## EXERCISE TASK
Retype each entry below exactly as it stands.
╭──
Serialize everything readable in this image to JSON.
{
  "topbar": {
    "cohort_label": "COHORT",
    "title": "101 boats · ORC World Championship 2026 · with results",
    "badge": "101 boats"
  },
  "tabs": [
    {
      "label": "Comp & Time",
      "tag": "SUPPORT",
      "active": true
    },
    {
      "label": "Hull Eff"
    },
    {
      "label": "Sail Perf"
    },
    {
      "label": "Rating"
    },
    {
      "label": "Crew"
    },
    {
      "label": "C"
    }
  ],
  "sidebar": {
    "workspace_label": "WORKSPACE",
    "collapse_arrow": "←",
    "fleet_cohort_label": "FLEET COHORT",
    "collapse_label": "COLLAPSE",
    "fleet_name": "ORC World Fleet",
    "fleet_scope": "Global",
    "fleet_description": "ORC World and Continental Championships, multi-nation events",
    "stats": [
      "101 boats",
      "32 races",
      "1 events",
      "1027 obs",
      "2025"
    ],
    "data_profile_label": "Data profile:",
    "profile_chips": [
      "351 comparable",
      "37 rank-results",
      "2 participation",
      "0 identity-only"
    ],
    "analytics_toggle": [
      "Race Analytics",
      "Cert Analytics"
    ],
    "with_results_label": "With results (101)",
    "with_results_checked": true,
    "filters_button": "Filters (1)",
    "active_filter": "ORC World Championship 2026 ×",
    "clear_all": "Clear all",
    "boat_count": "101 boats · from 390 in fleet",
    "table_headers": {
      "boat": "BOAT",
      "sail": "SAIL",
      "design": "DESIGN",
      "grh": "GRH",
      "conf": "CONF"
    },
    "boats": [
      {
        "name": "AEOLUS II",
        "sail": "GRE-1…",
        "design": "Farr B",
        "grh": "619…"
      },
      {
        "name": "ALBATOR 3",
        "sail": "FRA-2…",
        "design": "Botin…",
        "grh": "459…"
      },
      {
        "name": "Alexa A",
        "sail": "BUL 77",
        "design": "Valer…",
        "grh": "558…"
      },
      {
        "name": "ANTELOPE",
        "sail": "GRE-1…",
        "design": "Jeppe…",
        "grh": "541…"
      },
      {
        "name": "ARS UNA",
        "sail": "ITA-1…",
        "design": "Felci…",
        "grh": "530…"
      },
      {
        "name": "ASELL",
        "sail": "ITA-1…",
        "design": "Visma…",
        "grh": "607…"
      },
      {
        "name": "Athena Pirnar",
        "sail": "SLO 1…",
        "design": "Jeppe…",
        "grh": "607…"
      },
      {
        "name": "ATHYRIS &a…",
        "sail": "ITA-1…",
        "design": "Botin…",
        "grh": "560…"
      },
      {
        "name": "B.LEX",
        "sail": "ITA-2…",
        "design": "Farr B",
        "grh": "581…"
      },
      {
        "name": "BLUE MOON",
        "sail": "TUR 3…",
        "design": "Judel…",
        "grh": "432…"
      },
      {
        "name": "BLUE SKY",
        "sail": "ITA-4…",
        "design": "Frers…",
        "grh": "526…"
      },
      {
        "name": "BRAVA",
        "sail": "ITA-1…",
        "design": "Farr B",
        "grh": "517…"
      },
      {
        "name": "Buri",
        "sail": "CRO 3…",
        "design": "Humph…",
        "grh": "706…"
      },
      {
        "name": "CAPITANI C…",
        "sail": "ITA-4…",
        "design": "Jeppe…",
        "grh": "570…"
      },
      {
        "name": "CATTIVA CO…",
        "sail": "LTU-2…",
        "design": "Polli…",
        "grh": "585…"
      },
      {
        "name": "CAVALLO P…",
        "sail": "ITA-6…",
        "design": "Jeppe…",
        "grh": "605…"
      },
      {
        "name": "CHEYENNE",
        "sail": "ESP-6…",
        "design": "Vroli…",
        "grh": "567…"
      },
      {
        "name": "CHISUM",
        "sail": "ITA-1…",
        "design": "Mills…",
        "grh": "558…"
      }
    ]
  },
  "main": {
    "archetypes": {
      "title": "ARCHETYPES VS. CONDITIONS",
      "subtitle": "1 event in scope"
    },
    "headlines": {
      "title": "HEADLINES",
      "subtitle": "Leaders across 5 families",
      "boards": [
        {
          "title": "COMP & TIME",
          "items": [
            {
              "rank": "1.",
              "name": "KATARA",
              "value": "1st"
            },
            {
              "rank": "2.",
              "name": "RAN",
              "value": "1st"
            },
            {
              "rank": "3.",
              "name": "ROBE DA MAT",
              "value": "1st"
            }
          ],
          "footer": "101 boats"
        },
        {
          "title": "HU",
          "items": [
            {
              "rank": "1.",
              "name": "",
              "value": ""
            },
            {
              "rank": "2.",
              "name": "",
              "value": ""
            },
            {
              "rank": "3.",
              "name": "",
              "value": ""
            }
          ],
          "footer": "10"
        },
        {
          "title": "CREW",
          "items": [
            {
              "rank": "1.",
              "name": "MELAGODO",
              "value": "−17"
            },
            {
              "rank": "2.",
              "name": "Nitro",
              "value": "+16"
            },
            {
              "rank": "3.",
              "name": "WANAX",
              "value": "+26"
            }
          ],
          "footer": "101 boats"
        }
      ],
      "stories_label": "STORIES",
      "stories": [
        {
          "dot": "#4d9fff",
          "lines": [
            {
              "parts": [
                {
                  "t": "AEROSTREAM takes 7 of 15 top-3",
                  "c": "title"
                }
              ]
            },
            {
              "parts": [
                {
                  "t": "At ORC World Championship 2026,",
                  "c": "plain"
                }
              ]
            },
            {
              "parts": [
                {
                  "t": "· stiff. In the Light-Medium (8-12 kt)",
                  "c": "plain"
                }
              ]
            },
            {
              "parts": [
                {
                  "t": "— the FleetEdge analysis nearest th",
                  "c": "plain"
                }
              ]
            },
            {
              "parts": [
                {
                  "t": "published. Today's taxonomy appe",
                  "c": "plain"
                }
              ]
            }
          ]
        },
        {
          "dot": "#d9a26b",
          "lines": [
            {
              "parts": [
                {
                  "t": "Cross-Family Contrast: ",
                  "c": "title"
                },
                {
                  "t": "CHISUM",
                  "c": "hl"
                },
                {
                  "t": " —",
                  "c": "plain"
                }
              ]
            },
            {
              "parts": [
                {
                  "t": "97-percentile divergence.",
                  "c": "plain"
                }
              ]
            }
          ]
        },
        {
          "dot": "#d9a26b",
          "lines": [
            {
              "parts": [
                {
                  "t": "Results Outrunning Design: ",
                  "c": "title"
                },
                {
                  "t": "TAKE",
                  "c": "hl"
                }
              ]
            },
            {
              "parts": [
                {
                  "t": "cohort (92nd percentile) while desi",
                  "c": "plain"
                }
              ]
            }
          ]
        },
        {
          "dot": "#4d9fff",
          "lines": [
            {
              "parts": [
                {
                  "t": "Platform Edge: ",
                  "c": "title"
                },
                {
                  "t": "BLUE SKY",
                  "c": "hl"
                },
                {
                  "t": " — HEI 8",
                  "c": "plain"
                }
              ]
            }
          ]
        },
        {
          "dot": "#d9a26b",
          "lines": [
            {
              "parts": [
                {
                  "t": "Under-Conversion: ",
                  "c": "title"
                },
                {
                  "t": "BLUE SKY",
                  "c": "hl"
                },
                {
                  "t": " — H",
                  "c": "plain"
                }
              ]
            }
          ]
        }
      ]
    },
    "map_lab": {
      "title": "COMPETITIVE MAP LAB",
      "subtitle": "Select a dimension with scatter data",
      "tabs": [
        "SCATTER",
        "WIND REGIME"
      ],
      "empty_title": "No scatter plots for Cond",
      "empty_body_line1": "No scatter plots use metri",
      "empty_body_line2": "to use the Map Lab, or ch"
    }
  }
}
╰──
## THE ANSWER
Serialize everything readable in this image to JSON.
{
  "topbar": {
    "cohort_label": "COHORT",
    "title": "101 boats · ORC World Championship 2026 · with results",
    "badge": "101 boats"
  },
  "tabs": [
    {
      "label": "Comp & Time",
      "tag": "SUPPORT",
      "active": true
    },
    {
      "label": "Hull Eff"
    },
    {
      "label": "Sail Perf"
    },
    {
      "label": "Rating"
    },
    {
      "label": "Crew"
    },
    {
      "label": "C"
    }
  ],
  "sidebar": {
    "workspace_label": "WORKSPACE",
    "collapse_arrow": "←",
    "fleet_cohort_label": "FLEET COHORT",
    "collapse_label": "COLLAPSE",
    "fleet_name": "ORC World Fleet",
    "fleet_scope": "Global",
    "fleet_description": "ORC World and Continental Championships, multi-nation events",
    "stats": [
      "101 boats",
      "32 races",
      "1 events",
      "1027 obs",
      "2025"
    ],
    "data_profile_label": "Data profile:",
    "profile_chips": [
      "351 comparable",
      "37 rank-results",
      "2 participation",
      "0 identity-only"
    ],
    "analytics_toggle": [
      "Race Analytics",
      "Cert Analytics"
    ],
    "with_results_label": "With results (101)",
    "with_results_checked": true,
    "filters_button": "Filters (1)",
    "active_filter": "ORC World Championship 2026 ×",
    "clear_all": "Clear all",
    "boat_count": "101 boats · from 390 in fleet",
    "table_headers": {
      "boat": "BOAT",
      "sail": "SAIL",
      "design": "DESIGN",
      "grh": "GRH",
      "conf": "CONF"
    },
    "boats": [
      {
        "name": "AEOLUS II",
        "sail": "GRE-1…",
        "design": "Farr B",
        "grh": "619…"
      },
      {
        "name": "ALBATOR 3",
        "sail": "FRA-2…",
        "design": "Botin…",
        "grh": "459…"
      },
      {
        "name": "Alexa A",
        "sail": "BUL 77",
        "design": "Valer…",
        "grh": "558…"
      },
      {
        "name": "ANTELOPE",
        "sail": "GRE-1…",
        "design": "Jeppe…",
        "grh": "541…"
      },
      {
        "name": "ARS UNA",
        "sail": "ITA-1…",
        "design": "Felci…",
        "grh": "530…"
      },
      {
        "name": "ASELL",
        "sail": "ITA-1…",
        "design": "Visma…",
        "grh": "607…"
      },
      {
        "name": "Athena Pirnar",
        "sail": "SLO 1…",
        "design": "Jeppe…",
        "grh": "607…"
      },
      {
        "name": "ATHYRIS &a…",
        "sail": "ITA-1…",
        "design": "Botin…",
        "grh": "560…"
      },
      {
        "name": "B.LEX",
        "sail": "ITA-2…",
        "design": "Farr B",
        "grh": "581…"
      },
      {
        "name": "BLUE MOON",
        "sail": "TUR 3…",
        "design": "Judel…",
        "grh": "432…"
      },
      {
        "name": "BLUE SKY",
        "sail": "ITA-4…",
        "design": "Frers…",
        "grh": "526…"
      },
      {
        "name": "BRAVA",
        "sail": "ITA-1…",
        "design": "Farr B",
        "grh": "517…"
      },
      {
        "name": "Buri",
        "sail": "CRO 3…",
        "design": "Humph…",
        "grh": "706…"
      },
      {
        "name": "CAPITANI C…",
        "sail": "ITA-4…",
        "design": "Jeppe…",
        "grh": "570…"
      },
      {
        "name": "CATTIVA CO…",
        "sail": "LTU-2…",
        "design": "Polli…",
        "grh": "585…"
      },
      {
        "name": "CAVALLO P…",
        "sail": "ITA-6…",
        "design": "Jeppe…",
        "grh": "605…"
      },
      {
        "name": "CHEYENNE",
        "sail": "ESP-6…",
        "design": "Vroli…",
        "grh": "567…"
      },
      {
        "name": "CHISUM",
        "sail": "ITA-1…",
        "design": "Mills…",
        "grh": "558…"
      }
    ]
  },
  "main": {
    "archetypes": {
      "title": "ARCHETYPES VS. CONDITIONS",
      "subtitle": "1 event in scope"
    },
    "headlines": {
      "title": "HEADLINES",
      "subtitle": "Leaders across 5 families",
      "boards": [
        {
          "title": "COMP & TIME",
          "items": [
            {
              "rank": "1.",
              "name": "KATARA",
              "value": "1st"
            },
            {
              "rank": "2.",
              "name": "RAN",
              "value": "1st"
            },
            {
              "rank": "3.",
              "name": "ROBE DA MAT",
              "value": "1st"
            }
          ],
          "footer": "101 boats"
        },
        {
          "title": "HU",
          "items": [
            {
              "rank": "1.",
              "name": "",
              "value": ""
            },
            {
              "rank": "2.",
              "name": "",
              "value": ""
            },
            {
              "rank": "3.",
              "name": "",
              "value": ""
            }
          ],
          "footer": "10"
        },
        {
          "title": "CREW",
          "items": [
            {
              "rank": "1.",
              "name": "MELAGODO",
              "value": "−17"
            },
            {
              "rank": "2.",
              "name": "Nitro",
              "value": "+16"
            },
            {
              "rank": "3.",
              "name": "WANAX",
              "value": "+26"
            }
          ],
          "footer": "101 boats"
        }
      ],
      "stories_label": "STORIES",
      "stories": [
        {
          "dot": "#4d9fff",
          "lines": [
            {
              "parts": [
                {
                  "t": "AEROSTREAM takes 7 of 15 top-3",
                  "c": "title"
                }
              ]
            },
            {
              "parts": [
                {
                  "t": "At ORC World Championship 2026,",
                  "c": "plain"
                }
              ]
            },
            {
              "parts": [
                {
                  "t": "· stiff. In the Light-Medium (8-12 kt)",
                  "c": "plain"
                }
              ]
            },
            {
              "parts": [
                {
                  "t": "— the FleetEdge analysis nearest th",
                  "c": "plain"
                }
              ]
            },
            {
              "parts": [
                {
                  "t": "published. Today's taxonomy appe",
                  "c": "plain"
                }
              ]
            }
          ]
        },
        {
          "dot": "#d9a26b",
          "lines": [
            {
              "parts": [
                {
                  "t": "Cross-Family Contrast: ",
                  "c": "title"
                },
                {
                  "t": "CHISUM",
                  "c": "hl"
                },
                {
                  "t": " —",
                  "c": "plain"
                }
              ]
            },
            {
              "parts": [
                {
                  "t": "97-percentile divergence.",
                  "c": "plain"
                }
              ]
            }
          ]
        },
        {
          "dot": "#d9a26b",
          "lines": [
            {
              "parts": [
                {
                  "t": "Results Outrunning Design: ",
                  "c": "title"
                },
                {
                  "t": "TAKE",
                  "c": "hl"
                }
              ]
            },
            {
              "parts": [
                {
                  "t": "cohort (92nd percentile) while desi",
                  "c": "plain"
                }
              ]
            }
          ]
        },
        {
          "dot": "#4d9fff",
          "lines": [
            {
              "parts": [
                {
                  "t": "Platform Edge: ",
                  "c": "title"
                },
                {
                  "t": "BLUE SKY",
                  "c": "hl"
                },
                {
                  "t": " — HEI 8",
                  "c": "plain"
                }
              ]
            }
          ]
        },
        {
          "dot": "#d9a26b",
          "lines": [
            {
              "parts": [
                {
                  "t": "Under-Conversion: ",
                  "c": "title"
                },
                {
                  "t": "BLUE SKY",
                  "c": "hl"
                },
                {
                  "t": " — H",
                  "c": "plain"
                }
              ]
            }
          ]
        }
      ]
    },
    "map_lab": {
      "title": "COMPETITIVE MAP LAB",
      "subtitle": "Select a dimension with scatter data",
      "tabs": [
        "SCATTER",
        "WIND REGIME"
      ],
      "empty_title": "No scatter plots for Cond",
      "empty_body_line1": "No scatter plots use metri",
      "empty_body_line2": "to use the Map Lab, or ch"
    }
  }
}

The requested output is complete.